**TEXT EXTRACT**
Re:Privacy nutjobs take note (1)

Jmc23 (2353706) | about 5 months ago | (#46523869)

Good! So they'll know I'm not a consumer and will have to offer me deep discounts to buy anything.

What a perfect world!

Re:Privacy nutjobs take note (1)

Shadow99_1 (86250) | about 5 months ago | (#46524213)

Discounts are a lie.

While I mean that to be funny, the concept isn't. They will simply tailor their offers to better match your socio-economic expectations. Economics calls this price discrimination and it is about charging you as an individual the maximum they can get away with. And if your rate is to low to appeal to them you are excluded from buying at all.

Re:Privacy nutjobs take note (0)

Anonymous Coward | about 5 months ago | (#46523665)

The technology developed by Facebook will soon be used everywhere. Why don't you understand that?

Re:Privacy nutjobs take note (1)

Khoa (935586) | about 5 months ago | (#46524165)

Even if it's disabled, your "friends" can still type in your name. It might not appear on your feed or Photos... But they already learned your face.

Re:Privacy nutjobs take note (0)

Anonymous Coward | about 5 months ago | (#46524401)

It's now about reputation management more than anything else. Many people sign up for Facebook just to do damage control and not be at the whim of whatever shadow profile Facebook creates so they can go in and turn off / lockdown whatever new way they decide to fuck everyone over again every 6 months.

I'd love my privacy back, and I'd kill you or Facebook to do it if I could go back to what was like before they were ever created.

Can't wait (1)

DarkOx (621550) | about 5 months ago | (#46523289)

**EXERCISE INPUT**
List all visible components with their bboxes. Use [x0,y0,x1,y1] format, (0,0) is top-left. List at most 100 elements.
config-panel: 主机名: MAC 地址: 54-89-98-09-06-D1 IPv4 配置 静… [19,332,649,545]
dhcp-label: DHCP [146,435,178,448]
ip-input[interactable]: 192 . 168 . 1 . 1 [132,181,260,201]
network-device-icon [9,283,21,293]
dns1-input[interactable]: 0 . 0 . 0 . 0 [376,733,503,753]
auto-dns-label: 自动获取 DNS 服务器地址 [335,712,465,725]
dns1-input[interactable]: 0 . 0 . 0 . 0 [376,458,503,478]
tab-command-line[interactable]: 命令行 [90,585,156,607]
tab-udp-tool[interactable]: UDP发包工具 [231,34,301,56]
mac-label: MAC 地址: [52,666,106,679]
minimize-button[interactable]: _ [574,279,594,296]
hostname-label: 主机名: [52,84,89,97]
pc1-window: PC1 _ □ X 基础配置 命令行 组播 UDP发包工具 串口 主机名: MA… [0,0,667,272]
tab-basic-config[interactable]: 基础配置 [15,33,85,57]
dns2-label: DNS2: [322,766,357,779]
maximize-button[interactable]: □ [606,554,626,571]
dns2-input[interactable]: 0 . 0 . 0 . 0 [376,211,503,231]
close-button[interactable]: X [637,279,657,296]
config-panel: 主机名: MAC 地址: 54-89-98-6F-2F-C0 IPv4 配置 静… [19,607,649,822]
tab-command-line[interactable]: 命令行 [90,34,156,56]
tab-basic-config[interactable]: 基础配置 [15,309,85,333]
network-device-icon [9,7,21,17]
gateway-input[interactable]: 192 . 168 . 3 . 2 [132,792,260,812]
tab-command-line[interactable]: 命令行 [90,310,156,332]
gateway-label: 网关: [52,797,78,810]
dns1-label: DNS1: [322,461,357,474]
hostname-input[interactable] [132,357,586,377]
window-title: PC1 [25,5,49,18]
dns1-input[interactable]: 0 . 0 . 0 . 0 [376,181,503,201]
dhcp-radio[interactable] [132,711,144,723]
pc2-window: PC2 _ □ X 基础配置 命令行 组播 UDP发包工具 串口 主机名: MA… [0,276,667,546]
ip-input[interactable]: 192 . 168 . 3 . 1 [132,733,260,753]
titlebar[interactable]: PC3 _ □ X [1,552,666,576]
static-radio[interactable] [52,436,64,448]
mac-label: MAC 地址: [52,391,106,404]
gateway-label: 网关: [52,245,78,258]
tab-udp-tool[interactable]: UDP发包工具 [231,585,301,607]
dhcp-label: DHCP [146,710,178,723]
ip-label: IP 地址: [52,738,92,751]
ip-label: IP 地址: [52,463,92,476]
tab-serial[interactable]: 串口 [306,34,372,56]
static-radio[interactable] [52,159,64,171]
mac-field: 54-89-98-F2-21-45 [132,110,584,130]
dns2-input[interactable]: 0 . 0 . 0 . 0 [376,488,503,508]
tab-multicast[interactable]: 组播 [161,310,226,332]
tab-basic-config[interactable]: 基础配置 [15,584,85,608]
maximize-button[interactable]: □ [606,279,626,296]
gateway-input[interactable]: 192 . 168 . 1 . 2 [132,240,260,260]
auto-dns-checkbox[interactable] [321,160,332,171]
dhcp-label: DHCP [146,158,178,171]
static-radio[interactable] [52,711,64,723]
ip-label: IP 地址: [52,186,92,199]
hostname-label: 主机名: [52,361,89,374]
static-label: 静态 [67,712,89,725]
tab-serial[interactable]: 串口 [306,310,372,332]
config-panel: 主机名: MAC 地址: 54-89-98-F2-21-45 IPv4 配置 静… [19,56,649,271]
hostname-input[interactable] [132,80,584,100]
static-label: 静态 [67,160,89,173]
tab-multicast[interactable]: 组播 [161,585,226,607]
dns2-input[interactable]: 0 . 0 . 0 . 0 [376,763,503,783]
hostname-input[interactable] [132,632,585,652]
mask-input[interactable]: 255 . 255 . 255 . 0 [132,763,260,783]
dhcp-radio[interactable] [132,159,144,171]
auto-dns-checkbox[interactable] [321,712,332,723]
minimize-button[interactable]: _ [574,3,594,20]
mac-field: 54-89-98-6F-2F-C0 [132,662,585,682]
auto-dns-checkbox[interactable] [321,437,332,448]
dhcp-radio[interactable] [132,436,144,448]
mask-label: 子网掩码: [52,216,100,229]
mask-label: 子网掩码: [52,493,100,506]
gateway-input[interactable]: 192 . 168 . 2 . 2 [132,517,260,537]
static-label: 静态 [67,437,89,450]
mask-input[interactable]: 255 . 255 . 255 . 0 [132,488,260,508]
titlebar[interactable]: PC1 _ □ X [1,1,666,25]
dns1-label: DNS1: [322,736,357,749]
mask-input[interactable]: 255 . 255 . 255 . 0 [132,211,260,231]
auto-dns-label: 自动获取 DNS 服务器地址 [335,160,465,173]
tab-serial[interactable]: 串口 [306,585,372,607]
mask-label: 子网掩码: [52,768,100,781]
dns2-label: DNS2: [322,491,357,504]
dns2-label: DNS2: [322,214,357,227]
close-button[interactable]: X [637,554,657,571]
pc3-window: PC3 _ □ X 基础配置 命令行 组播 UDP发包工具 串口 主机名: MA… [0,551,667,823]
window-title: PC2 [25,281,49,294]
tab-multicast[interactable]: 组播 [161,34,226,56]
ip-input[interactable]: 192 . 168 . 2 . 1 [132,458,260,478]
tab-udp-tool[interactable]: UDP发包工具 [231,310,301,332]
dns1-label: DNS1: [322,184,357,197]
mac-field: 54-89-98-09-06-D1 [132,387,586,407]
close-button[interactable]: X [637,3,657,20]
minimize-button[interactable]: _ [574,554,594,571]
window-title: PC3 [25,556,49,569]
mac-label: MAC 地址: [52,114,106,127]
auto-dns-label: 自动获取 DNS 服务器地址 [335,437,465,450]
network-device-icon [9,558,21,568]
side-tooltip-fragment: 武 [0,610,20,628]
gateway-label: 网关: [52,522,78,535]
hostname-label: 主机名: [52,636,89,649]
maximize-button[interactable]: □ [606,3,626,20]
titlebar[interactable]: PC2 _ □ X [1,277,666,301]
==
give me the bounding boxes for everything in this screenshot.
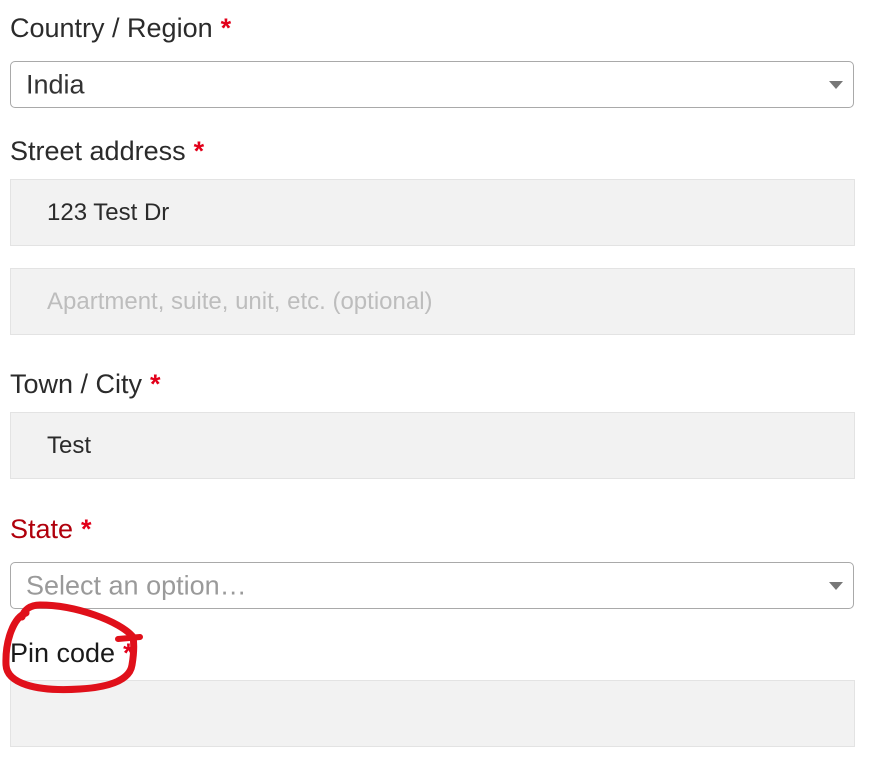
==
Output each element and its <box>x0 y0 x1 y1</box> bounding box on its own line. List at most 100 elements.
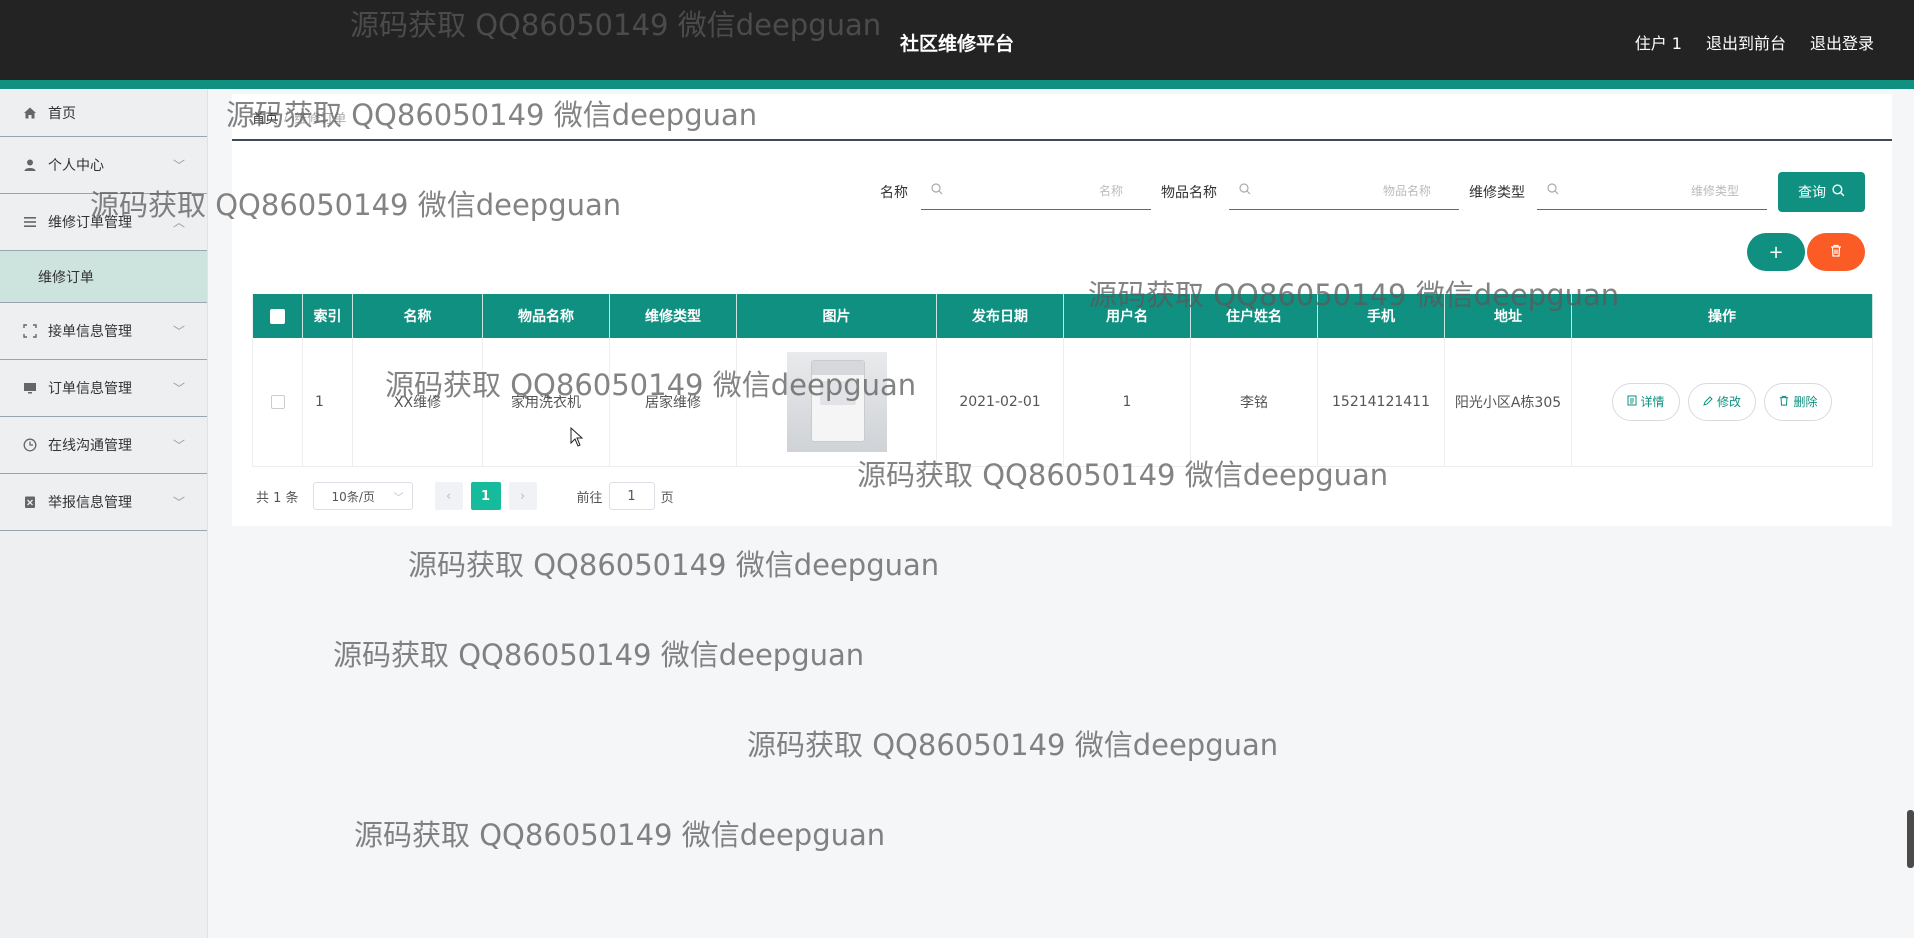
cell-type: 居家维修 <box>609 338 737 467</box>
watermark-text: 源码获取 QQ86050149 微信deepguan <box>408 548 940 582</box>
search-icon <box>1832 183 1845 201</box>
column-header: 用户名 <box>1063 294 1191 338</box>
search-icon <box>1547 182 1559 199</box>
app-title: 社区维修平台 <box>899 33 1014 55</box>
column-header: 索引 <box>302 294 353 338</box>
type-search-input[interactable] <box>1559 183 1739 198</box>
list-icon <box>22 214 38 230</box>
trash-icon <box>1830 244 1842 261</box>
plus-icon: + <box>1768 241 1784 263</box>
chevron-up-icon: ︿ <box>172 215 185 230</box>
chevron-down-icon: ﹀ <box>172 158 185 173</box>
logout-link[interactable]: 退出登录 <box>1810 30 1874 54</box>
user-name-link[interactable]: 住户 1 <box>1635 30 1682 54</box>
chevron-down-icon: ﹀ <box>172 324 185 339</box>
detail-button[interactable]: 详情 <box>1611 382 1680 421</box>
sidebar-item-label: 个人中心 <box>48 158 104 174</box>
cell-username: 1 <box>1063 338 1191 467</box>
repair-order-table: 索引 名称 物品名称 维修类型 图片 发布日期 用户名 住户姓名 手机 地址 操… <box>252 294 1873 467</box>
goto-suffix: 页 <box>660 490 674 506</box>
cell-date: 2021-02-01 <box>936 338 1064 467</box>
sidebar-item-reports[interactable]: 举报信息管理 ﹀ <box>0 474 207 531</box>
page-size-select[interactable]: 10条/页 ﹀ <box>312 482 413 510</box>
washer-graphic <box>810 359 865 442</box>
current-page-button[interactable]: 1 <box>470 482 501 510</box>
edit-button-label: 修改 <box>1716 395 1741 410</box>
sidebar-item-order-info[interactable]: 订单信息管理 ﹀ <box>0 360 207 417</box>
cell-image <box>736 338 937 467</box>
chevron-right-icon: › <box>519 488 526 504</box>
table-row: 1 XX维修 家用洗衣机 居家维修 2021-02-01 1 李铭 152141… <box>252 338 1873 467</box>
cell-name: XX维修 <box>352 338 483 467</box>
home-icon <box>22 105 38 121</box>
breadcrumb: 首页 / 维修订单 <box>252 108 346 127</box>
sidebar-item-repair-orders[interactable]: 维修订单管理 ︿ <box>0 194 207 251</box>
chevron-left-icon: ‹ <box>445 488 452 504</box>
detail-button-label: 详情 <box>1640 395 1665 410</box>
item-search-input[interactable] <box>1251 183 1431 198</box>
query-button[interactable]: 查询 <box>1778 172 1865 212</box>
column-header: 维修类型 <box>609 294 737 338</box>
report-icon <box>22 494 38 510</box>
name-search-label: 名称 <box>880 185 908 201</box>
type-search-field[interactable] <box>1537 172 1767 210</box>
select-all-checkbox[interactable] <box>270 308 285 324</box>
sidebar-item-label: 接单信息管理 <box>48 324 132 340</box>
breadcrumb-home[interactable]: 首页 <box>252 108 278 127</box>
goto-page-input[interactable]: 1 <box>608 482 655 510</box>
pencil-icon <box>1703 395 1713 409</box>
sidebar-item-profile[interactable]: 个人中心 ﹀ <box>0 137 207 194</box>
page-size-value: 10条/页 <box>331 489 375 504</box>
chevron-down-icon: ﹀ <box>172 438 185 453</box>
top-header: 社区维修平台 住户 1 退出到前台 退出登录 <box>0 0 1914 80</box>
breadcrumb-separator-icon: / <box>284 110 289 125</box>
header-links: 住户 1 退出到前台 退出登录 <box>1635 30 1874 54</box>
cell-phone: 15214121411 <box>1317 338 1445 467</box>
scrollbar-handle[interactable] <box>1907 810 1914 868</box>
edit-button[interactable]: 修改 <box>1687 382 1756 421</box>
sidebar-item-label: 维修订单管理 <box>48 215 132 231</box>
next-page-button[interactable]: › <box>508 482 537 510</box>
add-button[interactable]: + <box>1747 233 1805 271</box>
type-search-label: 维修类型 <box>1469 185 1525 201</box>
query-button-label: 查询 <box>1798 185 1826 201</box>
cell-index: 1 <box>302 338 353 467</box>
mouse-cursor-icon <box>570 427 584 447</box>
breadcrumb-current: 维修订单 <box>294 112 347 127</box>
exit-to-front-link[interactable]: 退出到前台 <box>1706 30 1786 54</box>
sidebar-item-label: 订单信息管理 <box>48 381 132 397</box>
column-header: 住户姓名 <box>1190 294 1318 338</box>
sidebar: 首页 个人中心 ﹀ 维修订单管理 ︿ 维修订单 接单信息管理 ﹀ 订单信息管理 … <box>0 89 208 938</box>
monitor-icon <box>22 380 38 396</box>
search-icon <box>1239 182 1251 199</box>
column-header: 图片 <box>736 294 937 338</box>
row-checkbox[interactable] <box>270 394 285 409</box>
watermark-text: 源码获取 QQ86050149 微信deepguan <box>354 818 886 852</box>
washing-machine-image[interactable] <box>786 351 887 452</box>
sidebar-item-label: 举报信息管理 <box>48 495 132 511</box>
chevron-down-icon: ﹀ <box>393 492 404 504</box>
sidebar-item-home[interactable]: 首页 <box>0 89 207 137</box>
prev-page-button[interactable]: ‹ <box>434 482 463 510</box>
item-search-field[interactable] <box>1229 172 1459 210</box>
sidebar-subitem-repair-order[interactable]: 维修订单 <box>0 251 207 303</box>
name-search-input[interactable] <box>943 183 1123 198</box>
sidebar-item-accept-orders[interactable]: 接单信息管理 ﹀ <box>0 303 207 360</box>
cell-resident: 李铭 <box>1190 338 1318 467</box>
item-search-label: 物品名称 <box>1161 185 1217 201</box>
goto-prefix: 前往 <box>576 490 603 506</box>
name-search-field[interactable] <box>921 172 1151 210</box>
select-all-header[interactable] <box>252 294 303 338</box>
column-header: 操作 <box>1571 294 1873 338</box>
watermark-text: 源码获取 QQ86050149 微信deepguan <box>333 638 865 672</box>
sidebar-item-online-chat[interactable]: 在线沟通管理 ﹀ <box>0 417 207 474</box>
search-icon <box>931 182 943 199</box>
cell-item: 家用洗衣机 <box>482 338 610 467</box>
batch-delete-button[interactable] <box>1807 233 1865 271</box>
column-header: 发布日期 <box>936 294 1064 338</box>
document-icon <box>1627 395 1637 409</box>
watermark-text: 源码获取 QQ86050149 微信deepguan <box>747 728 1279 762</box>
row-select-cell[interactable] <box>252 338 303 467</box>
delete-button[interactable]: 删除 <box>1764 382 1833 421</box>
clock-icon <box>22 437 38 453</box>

**SET TASKS**
1. Reproduce everything in the entries from the line containing "List all visible" down to the line containing "dhcp-label: DHCP [146,435,178,448]", switching "components" to "elements" and leaving the rest unchanged.
2. Please pick up the Facebook privacy comment thread after its last line and continue it.
The entries are unrelated to the Facebook privacy comment thread.

**SOLVED TASKS**
1.
List all visible elements with their bboxes. Use [x0,y0,x1,y1] format, (0,0) is top-left. List at most 100 elements.
config-panel: 主机名: MAC 地址: 54-89-98-09-06-D1 IPv4 配置 静… [19,332,649,545]
dhcp-label: DHCP [146,435,178,448]

2.
Soon Dazzel Paint will be a fashion!

What about those not on Facebook? (0)

Anonymous Coward | about 5 months ago | (#46523303)

I haven't had a Facebook account in three years. Wonder if any of my photos lingering around will have any effect on me.

Re:What about those not on Facebook? (1)

rmdingler (1955220) | about 5 months ago | (#46523325)

I'd be concerned about the one at the DMV.

Perhaps at license renewal they'll now be requiring photos from angles, much like a mug shot.

I'm waiting for version 2.... (1)

Anonymous Coward | about 5 months ago | (#46523313)

... Deep Throat!

Creeps selling something. (0)

Anonymous Coward | about 5 months ago | (#46523345)

Etc.

Surveillance (0)

Anonymous Coward | about 5 months ago | (#46523543)

Facebook are now effectively doing an even greater amount of significant surveillance work for the U.S gov, seeing as how they are required by "law" to hand over all data. There will be a Facebook Protection Act, just like there was for Monsanto, because they are both essential to the expansion of U.S politics and control. Luckily you can still opt out.

Scientific result based on closed data (1)

benob (1390801) | about 5 months ago | (#46523567)

I read the paper and while the approach of learning a representation for faces, and then classifying in that new space whether the face is the same as model is sound, the representation is trained on a closed dataset (the 4m faces from facebook).

So it means that there is no way for the scientific community to check whether the results are correct or not. The results in the paper lack a comparison to a reproducible result, like using the youtube or faces in the wild datasets to train the representation, and then report results given that representation. This way researchers could validate the approach.

I would never have accepted such paper if I were to review it.

Re:Scientific result based on closed data (1)

jittles (1613415) | about 5 months ago | (#46523881)

I read the paper and while the approach of learning a representation for faces, and then classifying in that new space whether the face is the same as model is sound, the representation is trained on a closed dataset (the 4m faces from facebook).

So it means that there is no way for the scientific community to check whether the results are correct or not. The results in the paper lack a comparison to a reproducible result, like using the youtube or faces in the wild datasets to train the representation, and then report results given that representation. This way researchers could validate the approach.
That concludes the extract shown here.